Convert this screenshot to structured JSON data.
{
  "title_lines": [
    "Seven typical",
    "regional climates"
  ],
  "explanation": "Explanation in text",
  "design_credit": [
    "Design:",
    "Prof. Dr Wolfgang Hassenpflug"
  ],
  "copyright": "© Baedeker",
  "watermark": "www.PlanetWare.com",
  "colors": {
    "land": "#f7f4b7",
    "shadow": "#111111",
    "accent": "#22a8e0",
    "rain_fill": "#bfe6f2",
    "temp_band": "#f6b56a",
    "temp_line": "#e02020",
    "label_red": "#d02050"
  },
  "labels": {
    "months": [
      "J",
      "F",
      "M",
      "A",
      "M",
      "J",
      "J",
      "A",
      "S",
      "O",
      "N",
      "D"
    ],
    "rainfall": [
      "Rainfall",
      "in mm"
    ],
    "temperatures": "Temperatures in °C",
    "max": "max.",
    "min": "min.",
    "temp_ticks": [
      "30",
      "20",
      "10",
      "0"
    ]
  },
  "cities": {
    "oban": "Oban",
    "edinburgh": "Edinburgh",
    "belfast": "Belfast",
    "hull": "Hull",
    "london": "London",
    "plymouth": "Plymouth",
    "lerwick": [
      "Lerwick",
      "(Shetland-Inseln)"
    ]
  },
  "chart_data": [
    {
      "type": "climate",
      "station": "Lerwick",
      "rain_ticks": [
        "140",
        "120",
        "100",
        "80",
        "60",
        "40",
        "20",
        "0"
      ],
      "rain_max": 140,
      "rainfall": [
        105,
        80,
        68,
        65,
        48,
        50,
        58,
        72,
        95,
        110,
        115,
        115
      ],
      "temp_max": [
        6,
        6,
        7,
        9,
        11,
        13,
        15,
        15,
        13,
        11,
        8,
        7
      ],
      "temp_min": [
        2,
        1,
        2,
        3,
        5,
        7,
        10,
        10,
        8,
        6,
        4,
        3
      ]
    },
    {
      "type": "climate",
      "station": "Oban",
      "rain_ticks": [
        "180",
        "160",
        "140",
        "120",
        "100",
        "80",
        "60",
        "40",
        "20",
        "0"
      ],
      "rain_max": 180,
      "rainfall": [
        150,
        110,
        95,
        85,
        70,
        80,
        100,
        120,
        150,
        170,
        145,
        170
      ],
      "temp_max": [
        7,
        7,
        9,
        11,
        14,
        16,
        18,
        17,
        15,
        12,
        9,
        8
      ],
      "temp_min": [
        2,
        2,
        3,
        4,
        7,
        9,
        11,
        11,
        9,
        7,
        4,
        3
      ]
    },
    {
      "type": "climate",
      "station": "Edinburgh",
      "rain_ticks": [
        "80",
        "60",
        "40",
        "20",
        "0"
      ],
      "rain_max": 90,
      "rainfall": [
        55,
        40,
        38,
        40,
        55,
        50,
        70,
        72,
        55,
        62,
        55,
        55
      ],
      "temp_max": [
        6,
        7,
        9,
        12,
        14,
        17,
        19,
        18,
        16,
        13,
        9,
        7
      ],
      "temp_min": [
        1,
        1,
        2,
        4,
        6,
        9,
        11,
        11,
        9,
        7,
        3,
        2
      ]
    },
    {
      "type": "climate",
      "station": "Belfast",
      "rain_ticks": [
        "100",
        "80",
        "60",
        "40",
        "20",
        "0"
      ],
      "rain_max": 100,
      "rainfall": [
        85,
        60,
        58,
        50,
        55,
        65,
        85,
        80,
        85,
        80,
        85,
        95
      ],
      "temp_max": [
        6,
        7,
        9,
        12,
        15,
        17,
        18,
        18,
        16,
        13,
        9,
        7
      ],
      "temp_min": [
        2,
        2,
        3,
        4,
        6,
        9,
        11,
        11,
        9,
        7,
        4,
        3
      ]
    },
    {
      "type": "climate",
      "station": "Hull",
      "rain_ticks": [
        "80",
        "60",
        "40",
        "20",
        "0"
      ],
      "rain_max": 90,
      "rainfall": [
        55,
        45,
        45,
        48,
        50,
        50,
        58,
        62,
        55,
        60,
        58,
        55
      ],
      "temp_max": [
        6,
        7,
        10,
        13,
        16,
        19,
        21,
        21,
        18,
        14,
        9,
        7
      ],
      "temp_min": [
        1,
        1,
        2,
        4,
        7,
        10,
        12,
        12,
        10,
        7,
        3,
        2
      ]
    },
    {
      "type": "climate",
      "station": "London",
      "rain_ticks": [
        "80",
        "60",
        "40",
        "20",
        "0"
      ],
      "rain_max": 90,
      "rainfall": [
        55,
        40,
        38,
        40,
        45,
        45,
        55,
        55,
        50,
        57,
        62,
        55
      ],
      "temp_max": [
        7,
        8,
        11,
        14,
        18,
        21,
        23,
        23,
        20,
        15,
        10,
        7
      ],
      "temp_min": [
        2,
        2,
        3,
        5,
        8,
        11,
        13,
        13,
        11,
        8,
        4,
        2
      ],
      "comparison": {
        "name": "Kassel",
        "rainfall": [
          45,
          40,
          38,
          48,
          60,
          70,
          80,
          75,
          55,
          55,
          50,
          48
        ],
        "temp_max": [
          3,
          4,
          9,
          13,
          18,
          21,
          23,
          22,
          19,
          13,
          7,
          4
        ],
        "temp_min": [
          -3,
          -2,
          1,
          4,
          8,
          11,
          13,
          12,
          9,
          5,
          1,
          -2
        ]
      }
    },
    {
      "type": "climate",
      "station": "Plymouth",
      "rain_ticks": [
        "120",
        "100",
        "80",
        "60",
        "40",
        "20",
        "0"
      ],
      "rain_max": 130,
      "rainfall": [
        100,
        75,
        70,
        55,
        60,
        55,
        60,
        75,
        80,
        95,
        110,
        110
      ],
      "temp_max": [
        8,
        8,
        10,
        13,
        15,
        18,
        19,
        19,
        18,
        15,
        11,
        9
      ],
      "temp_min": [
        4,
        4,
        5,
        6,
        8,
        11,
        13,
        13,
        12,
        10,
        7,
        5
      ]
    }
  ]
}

..............................

## REQUIREMENT
Reproduce the records above exactly as they appear.

## RESULT OF THE EXERCISE
Convert this screenshot to structured JSON data.
{
  "title_lines": [
    "Seven typical",
    "regional climates"
  ],
  "explanation": "Explanation in text",
  "design_credit": [
    "Design:",
    "Prof. Dr Wolfgang Hassenpflug"
  ],
  "copyright": "© Baedeker",
  "watermark": "www.PlanetWare.com",
  "colors": {
    "land": "#f7f4b7",
    "shadow": "#111111",
    "accent": "#22a8e0",
    "rain_fill": "#bfe6f2",
    "temp_band": "#f6b56a",
    "temp_line": "#e02020",
    "label_red": "#d02050"
  },
  "labels": {
    "months": [
      "J",
      "F",
      "M",
      "A",
      "M",
      "J",
      "J",
      "A",
      "S",
      "O",
      "N",
      "D"
    ],
    "rainfall": [
      "Rainfall",
      "in mm"
    ],
    "temperatures": "Temperatures in °C",
    "max": "max.",
    "min": "min.",
    "temp_ticks": [
      "30",
      "20",
      "10",
      "0"
    ]
  },
  "cities": {
    "oban": "Oban",
    "edinburgh": "Edinburgh",
    "belfast": "Belfast",
    "hull": "Hull",
    "london": "London",
    "plymouth": "Plymouth",
    "lerwick": [
      "Lerwick",
      "(Shetland-Inseln)"
    ]
  },
  "chart_data": [
    {
      "type": "climate",
      "station": "Lerwick",
      "rain_ticks": [
        "140",
        "120",
        "100",
        "80",
        "60",
        "40",
        "20",
        "0"
      ],
      "rain_max": 140,
      "rainfall": [
        105,
        80,
        68,
        65,
        48,
        50,
        58,
        72,
        95,
        110,
        115,
        115
      ],
      "temp_max": [
        6,
        6,
        7,
        9,
        11,
        13,
        15,
        15,
        13,
        11,
        8,
        7
      ],
      "temp_min": [
        2,
        1,
        2,
        3,
        5,
        7,
        10,
        10,
        8,
        6,
        4,
        3
      ]
    },
    {
      "type": "climate",
      "station": "Oban",
      "rain_ticks": [
        "180",
        "160",
        "140",
        "120",
        "100",
        "80",
        "60",
        "40",
        "20",
        "0"
      ],
      "rain_max": 180,
      "rainfall": [
        150,
        110,
        95,
        85,
        70,
        80,
        100,
        120,
        150,
        170,
        145,
        170
      ],
      "temp_max": [
        7,
        7,
        9,
        11,
        14,
        16,
        18,
        17,
        15,
        12,
        9,
        8
      ],
      "temp_min": [
        2,
        2,
        3,
        4,
        7,
        9,
        11,
        11,
        9,
        7,
        4,
        3
      ]
    },
    {
      "type": "climate",
      "station": "Edinburgh",
      "rain_ticks": [
        "80",
        "60",
        "40",
        "20",
        "0"
      ],
      "rain_max": 90,
      "rainfall": [
        55,
        40,
        38,
        40,
        55,
        50,
        70,
        72,
        55,
        62,
        55,
        55
      ],
      "temp_max": [
        6,
        7,
        9,
        12,
        14,
        17,
        19,
        18,
        16,
        13,
        9,
        7
      ],
      "temp_min": [
        1,
        1,
        2,
        4,
        6,
        9,
        11,
        11,
        9,
        7,
        3,
        2
      ]
    },
    {
      "type": "climate",
      "station": "Belfast",
      "rain_ticks": [
        "100",
        "80",
        "60",
        "40",
        "20",
        "0"
      ],
      "rain_max": 100,
      "rainfall": [
        85,
        60,
        58,
        50,
        55,
        65,
        85,
        80,
        85,
        80,
        85,
        95
      ],
      "temp_max": [
        6,
        7,
        9,
        12,
        15,
        17,
        18,
        18,
        16,
        13,
        9,
        7
      ],
      "temp_min": [
        2,
        2,
        3,
        4,
        6,
        9,
        11,
        11,
        9,
        7,
        4,
        3
      ]
    },
    {
      "type": "climate",
      "station": "Hull",
      "rain_ticks": [
        "80",
        "60",
        "40",
        "20",
        "0"
      ],
      "rain_max": 90,
      "rainfall": [
        55,
        45,
        45,
        48,
        50,
        50,
        58,
        62,
        55,
        60,
        58,
        55
      ],
      "temp_max": [
        6,
        7,
        10,
        13,
        16,
        19,
        21,
        21,
        18,
        14,
        9,
        7
      ],
      "temp_min": [
        1,
        1,
        2,
        4,
        7,
        10,
        12,
        12,
        10,
        7,
        3,
        2
      ]
    },
    {
      "type": "climate",
      "station": "London",
      "rain_ticks": [
        "80",
        "60",
        "40",
        "20",
        "0"
      ],
      "rain_max": 90,
      "rainfall": [
        55,
        40,
        38,
        40,
        45,
        45,
        55,
        55,
        50,
        57,
        62,
        55
      ],
      "temp_max": [
        7,
        8,
        11,
        14,
        18,
        21,
        23,
        23,
        20,
        15,
        10,
        7
      ],
      "temp_min": [
        2,
        2,
        3,
        5,
        8,
        11,
        13,
        13,
        11,
        8,
        4,
        2
      ],
      "comparison": {
        "name": "Kassel",
        "rainfall": [
          45,
          40,
          38,
          48,
          60,
          70,
          80,
          75,
          55,
          55,
          50,
          48
        ],
        "temp_max": [
          3,
          4,
          9,
          13,
          18,
          21,
          23,
          22,
          19,
          13,
          7,
          4
        ],
        "temp_min": [
          -3,
          -2,
          1,
          4,
          8,
          11,
          13,
          12,
          9,
          5,
          1,
          -2
        ]
      }
    },
    {
      "type": "climate",
      "station": "Plymouth",
      "rain_ticks": [
        "120",
        "100",
        "80",
        "60",
        "40",
        "20",
        "0"
      ],
      "rain_max": 130,
      "rainfall": [
        100,
        75,
        70,
        55,
        60,
        55,
        60,
        75,
        80,
        95,
        110,
        110
      ],
      "temp_max": [
        8,
        8,
        10,
        13,
        15,
        18,
        19,
        19,
        18,
        15,
        11,
        9
      ],
      "temp_min": [
        4,
        4,
        5,
        6,
        8,
        11,
        13,
        13,
        12,
        10,
        7,
        5
      ]
    }
  ]
}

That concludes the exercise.